Rewrite the records below, changing every "stat-row" to "stat-line" and leaving everything else as is. Omit the pictures from your answer.

-- begin Records supplied --

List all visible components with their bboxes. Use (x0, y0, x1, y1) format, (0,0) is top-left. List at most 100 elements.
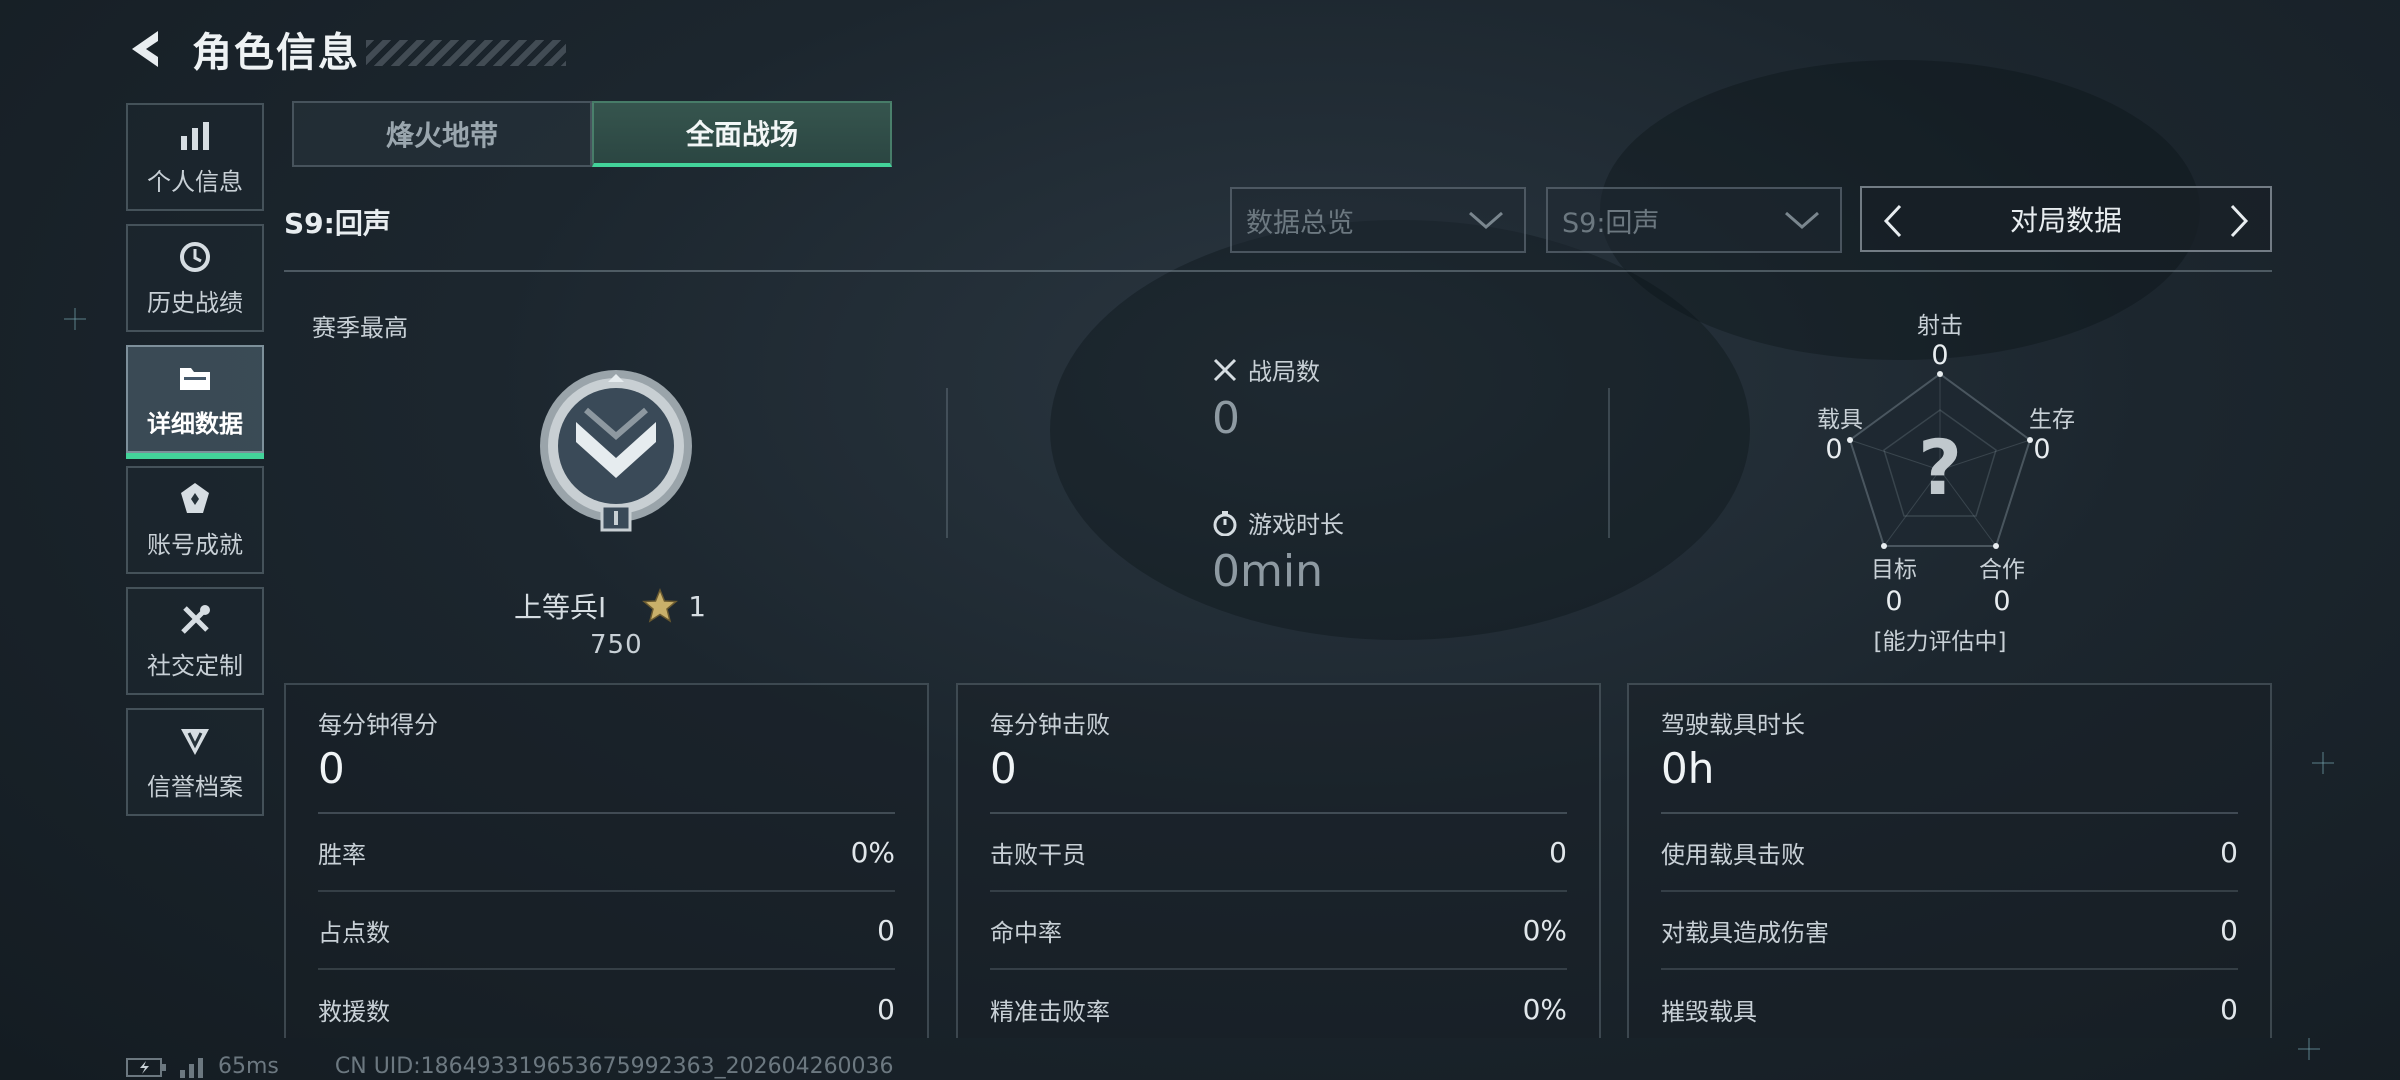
page-header: 角色信息 (124, 24, 566, 76)
season-best-label: 赛季最高 (312, 314, 408, 342)
matches-label: 战局数 (1248, 358, 1320, 386)
stat-value: 0% (850, 835, 895, 869)
panel-kills: 每分钟击败 0 击败干员 0 命中率 0% 精准击败率 0% (956, 683, 1601, 1038)
rank-info: 上等兵Ⅰ 1 (514, 586, 706, 626)
bar-chart-icon (181, 121, 209, 150)
rank-points: 750 (590, 630, 643, 660)
sidebar-item-label: 社交定制 (147, 651, 243, 680)
stat-value: 0 (2220, 992, 2238, 1026)
radar-value-objective: 0 (1885, 586, 1903, 617)
panel-value: 0h (1661, 744, 1715, 793)
radar-label-survival: 生存 (2029, 407, 2075, 433)
stat-label: 命中率 (990, 918, 1062, 947)
tab-hazard-zone[interactable]: 烽火地带 (292, 101, 592, 167)
match-data-switcher[interactable]: 对局数据 (1860, 186, 2272, 252)
stat-row: 摧毁载具 0 (1661, 970, 2238, 1048)
stat-value: 0 (2220, 913, 2238, 947)
playtime-stat: 游戏时长 0min (1212, 505, 1344, 597)
stat-label: 占点数 (318, 918, 390, 947)
folder-icon (180, 367, 210, 390)
season-select-value: S9:回声 (1562, 207, 1660, 239)
sidebar-item-label: 历史战绩 (147, 288, 243, 317)
sidebar-item-label: 信誉档案 (147, 772, 243, 801)
star-icon (642, 588, 679, 623)
playtime-label: 游戏时长 (1248, 511, 1344, 539)
chevron-right-icon[interactable] (2224, 204, 2254, 238)
stat-row: 击败干员 0 (990, 814, 1567, 892)
playtime-value: 0min (1212, 546, 1323, 597)
radar-question-mark: ? (1918, 423, 1962, 512)
sidebar-item-achievements[interactable]: 账号成就 (126, 466, 264, 574)
season-select[interactable]: S9:回声 (1546, 187, 1842, 253)
stat-row: 精准击败率 0% (990, 970, 1567, 1048)
stopwatch-icon (1213, 510, 1237, 536)
panel-value: 0 (990, 744, 1017, 793)
battery-icon (126, 1057, 166, 1077)
panel-title: 每分钟击败 (990, 711, 1110, 739)
tools-icon (181, 604, 210, 634)
mode-tabs: 烽火地带 全面战场 (292, 101, 892, 167)
stat-label: 摧毁载具 (1661, 997, 1757, 1026)
sidebar-item-history[interactable]: 历史战绩 (126, 224, 264, 332)
stat-label: 击败干员 (990, 840, 1086, 869)
section-divider (1608, 388, 1610, 538)
ability-radar: ? 射击 0 生存 0 合作 0 目标 0 载具 0 [能力评估中] (1810, 300, 2075, 660)
achievement-icon (181, 482, 209, 513)
sidebar-item-personal-info[interactable]: 个人信息 (126, 103, 264, 211)
radar-value-vehicle: 0 (1825, 434, 1843, 465)
decor-cross (64, 308, 86, 330)
sidebar-item-detailed-data[interactable]: 详细数据 (126, 345, 264, 459)
signal-icon (180, 1057, 203, 1078)
stat-label: 使用载具击败 (1661, 840, 1805, 869)
matches-stat: 战局数 0 (1212, 352, 1320, 444)
radar-label-cooperation: 合作 (1979, 557, 2025, 583)
stat-value: 0 (877, 913, 895, 947)
decor-cross (2312, 752, 2334, 774)
chevron-left-icon[interactable] (1878, 204, 1908, 238)
season-label: S9:回声 (284, 207, 391, 240)
stat-value: 0 (1549, 835, 1567, 869)
panel-title: 驾驶载具时长 (1661, 711, 1805, 739)
category-select[interactable]: 数据总览 (1230, 187, 1526, 253)
back-arrow-icon[interactable] (124, 27, 168, 71)
sidebar: 个人信息 历史战绩 详细数据 账号成就 社交定制 信誉档案 (126, 103, 264, 829)
radar-label-objective: 目标 (1871, 557, 1917, 583)
sidebar-item-label: 个人信息 (147, 167, 243, 196)
radar-label-shooting: 射击 (1917, 313, 1963, 339)
decor-cross (2298, 1038, 2320, 1060)
chevron-down-icon (1785, 211, 1819, 229)
sidebar-item-social[interactable]: 社交定制 (126, 587, 264, 695)
chevron-down-icon (1469, 211, 1503, 229)
header-divider (284, 270, 2272, 272)
panel-score: 每分钟得分 0 胜率 0% 占点数 0 救援数 0 (284, 683, 929, 1038)
panel-vehicle: 驾驶载具时长 0h 使用载具击败 0 对载具造成伤害 0 摧毁载具 0 (1627, 683, 2272, 1038)
status-footer: 65ms CN UID:1864933196536759923​63_20260… (126, 1054, 894, 1079)
matches-value: 0 (1212, 393, 1240, 444)
radar-value-cooperation: 0 (1993, 586, 2011, 617)
match-data-label: 对局数据 (2009, 204, 2122, 237)
panel-title: 每分钟得分 (318, 711, 438, 739)
radar-value-shooting: 0 (1931, 340, 1949, 371)
ping-value: 65ms (218, 1054, 279, 1079)
stat-value: 0% (1522, 913, 1567, 947)
panel-value: 0 (318, 744, 345, 793)
crossed-swords-icon (1213, 358, 1237, 381)
rank-emblem-icon (540, 370, 692, 532)
stat-row: 胜率 0% (318, 814, 895, 892)
stat-label: 对载具造成伤害 (1661, 918, 1829, 947)
sidebar-item-credit[interactable]: 信誉档案 (126, 708, 264, 816)
radar-pentagon: ? (1847, 371, 2033, 549)
history-icon (180, 241, 210, 272)
stat-row: 对载具造成伤害 0 (1661, 892, 2238, 970)
tab-full-battlefield[interactable]: 全面战场 (592, 101, 892, 167)
title-stripe-decor (366, 40, 566, 66)
stat-row: 使用载具击败 0 (1661, 814, 2238, 892)
stat-value: 0 (877, 992, 895, 1026)
section-divider (946, 388, 948, 538)
stat-label: 救援数 (318, 997, 390, 1026)
radar-status: [能力评估中] (1873, 629, 2007, 655)
user-uid: CN UID:1864933196536759923​63_2026042600… (334, 1054, 894, 1079)
stat-row: 占点数 0 (318, 892, 895, 970)
radar-label-vehicle: 载具 (1817, 407, 1863, 433)
sidebar-item-label: 账号成就 (147, 530, 243, 559)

-- end Records supplied --

Task response
List all visible components with their bboxes. Use (x0, y0, x1, y1) format, (0,0) is top-left. List at most 100 elements.
page-header: 角色信息 (124, 24, 566, 76)
season-best-label: 赛季最高 (312, 314, 408, 342)
matches-label: 战局数 (1248, 358, 1320, 386)
stat-value: 0% (850, 835, 895, 869)
panel-kills: 每分钟击败 0 击败干员 0 命中率 0% 精准击败率 0% (956, 683, 1601, 1038)
rank-info: 上等兵Ⅰ 1 (514, 586, 706, 626)
bar-chart-icon (181, 121, 209, 150)
rank-points: 750 (590, 630, 643, 660)
sidebar-item-label: 社交定制 (147, 651, 243, 680)
stat-value: 0 (2220, 992, 2238, 1026)
radar-value-objective: 0 (1885, 586, 1903, 617)
panel-value: 0h (1661, 744, 1715, 793)
radar-label-survival: 生存 (2029, 407, 2075, 433)
stat-label: 命中率 (990, 918, 1062, 947)
tab-hazard-zone[interactable]: 烽火地带 (292, 101, 592, 167)
match-data-switcher[interactable]: 对局数据 (1860, 186, 2272, 252)
stat-line: 摧毁载具 0 (1661, 970, 2238, 1048)
stat-value: 0 (2220, 913, 2238, 947)
playtime-stat: 游戏时长 0min (1212, 505, 1344, 597)
stat-label: 占点数 (318, 918, 390, 947)
folder-icon (180, 367, 210, 390)
season-select-value: S9:回声 (1562, 207, 1660, 239)
sidebar-item-label: 历史战绩 (147, 288, 243, 317)
sidebar-item-label: 信誉档案 (147, 772, 243, 801)
star-icon (642, 588, 679, 623)
playtime-label: 游戏时长 (1248, 511, 1344, 539)
chevron-right-icon[interactable] (2224, 204, 2254, 238)
stat-line: 击败干员 0 (990, 814, 1567, 892)
playtime-value: 0min (1212, 546, 1323, 597)
radar-question-mark: ? (1918, 423, 1962, 512)
sidebar-item-achievements[interactable]: 账号成就 (126, 466, 264, 574)
season-select[interactable]: S9:回声 (1546, 187, 1842, 253)
stat-line: 精准击败率 0% (990, 970, 1567, 1048)
stopwatch-icon (1213, 510, 1237, 536)
panel-value: 0 (990, 744, 1017, 793)
battery-icon (126, 1057, 166, 1077)
panel-title: 每分钟击败 (990, 711, 1110, 739)
tools-icon (181, 604, 210, 634)
mode-tabs: 烽火地带 全面战场 (292, 101, 892, 167)
stat-label: 摧毁载具 (1661, 997, 1757, 1026)
sidebar-item-history[interactable]: 历史战绩 (126, 224, 264, 332)
stat-label: 击败干员 (990, 840, 1086, 869)
section-divider (1608, 388, 1610, 538)
ability-radar: ? 射击 0 生存 0 合作 0 目标 0 载具 0 [能力评估中] (1810, 300, 2075, 660)
achievement-icon (181, 482, 209, 513)
sidebar-item-personal-info[interactable]: 个人信息 (126, 103, 264, 211)
radar-value-vehicle: 0 (1825, 434, 1843, 465)
decor-cross (64, 308, 86, 330)
sidebar-item-detailed-data[interactable]: 详细数据 (126, 345, 264, 459)
signal-icon (180, 1057, 203, 1078)
stat-label: 使用载具击败 (1661, 840, 1805, 869)
matches-stat: 战局数 0 (1212, 352, 1320, 444)
radar-label-cooperation: 合作 (1979, 557, 2025, 583)
stat-value: 0 (877, 913, 895, 947)
decor-cross (2312, 752, 2334, 774)
chevron-left-icon[interactable] (1878, 204, 1908, 238)
season-label: S9:回声 (284, 207, 391, 240)
stat-value: 0 (1549, 835, 1567, 869)
panel-title: 驾驶载具时长 (1661, 711, 1805, 739)
category-select[interactable]: 数据总览 (1230, 187, 1526, 253)
back-arrow-icon[interactable] (124, 27, 168, 71)
sidebar: 个人信息 历史战绩 详细数据 账号成就 社交定制 信誉档案 (126, 103, 264, 829)
radar-label-objective: 目标 (1871, 557, 1917, 583)
sidebar-item-label: 个人信息 (147, 167, 243, 196)
radar-label-shooting: 射击 (1917, 313, 1963, 339)
decor-cross (2298, 1038, 2320, 1060)
chevron-down-icon (1785, 211, 1819, 229)
sidebar-item-social[interactable]: 社交定制 (126, 587, 264, 695)
chevron-down-icon (1469, 211, 1503, 229)
header-divider (284, 270, 2272, 272)
panel-score: 每分钟得分 0 胜率 0% 占点数 0 救援数 0 (284, 683, 929, 1038)
panel-vehicle: 驾驶载具时长 0h 使用载具击败 0 对载具造成伤害 0 摧毁载具 0 (1627, 683, 2272, 1038)
status-footer: 65ms CN UID:1864933196536759923​63_20260… (126, 1054, 894, 1079)
matches-value: 0 (1212, 393, 1240, 444)
radar-value-cooperation: 0 (1993, 586, 2011, 617)
match-data-label: 对局数据 (2009, 204, 2122, 237)
panel-title: 每分钟得分 (318, 711, 438, 739)
radar-value-shooting: 0 (1931, 340, 1949, 371)
ping-value: 65ms (218, 1054, 279, 1079)
stat-value: 0% (1522, 913, 1567, 947)
panel-value: 0 (318, 744, 345, 793)
crossed-swords-icon (1213, 358, 1237, 381)
rank-emblem-icon (540, 370, 692, 532)
stat-line: 胜率 0% (318, 814, 895, 892)
stat-label: 对载具造成伤害 (1661, 918, 1829, 947)
sidebar-item-credit[interactable]: 信誉档案 (126, 708, 264, 816)
radar-pentagon: ? (1847, 371, 2033, 549)
history-icon (180, 241, 210, 272)
stat-line: 对载具造成伤害 0 (1661, 892, 2238, 970)
tab-full-battlefield[interactable]: 全面战场 (592, 101, 892, 167)
title-stripe-decor (366, 40, 566, 66)
stat-line: 使用载具击败 0 (1661, 814, 2238, 892)
stat-value: 0 (877, 992, 895, 1026)
section-divider (946, 388, 948, 538)
stat-label: 救援数 (318, 997, 390, 1026)
radar-status: [能力评估中] (1873, 629, 2007, 655)
user-uid: CN UID:1864933196536759923​63_2026042600… (334, 1054, 894, 1079)
stat-line: 占点数 0 (318, 892, 895, 970)
radar-label-vehicle: 载具 (1817, 407, 1863, 433)
sidebar-item-label: 账号成就 (147, 530, 243, 559)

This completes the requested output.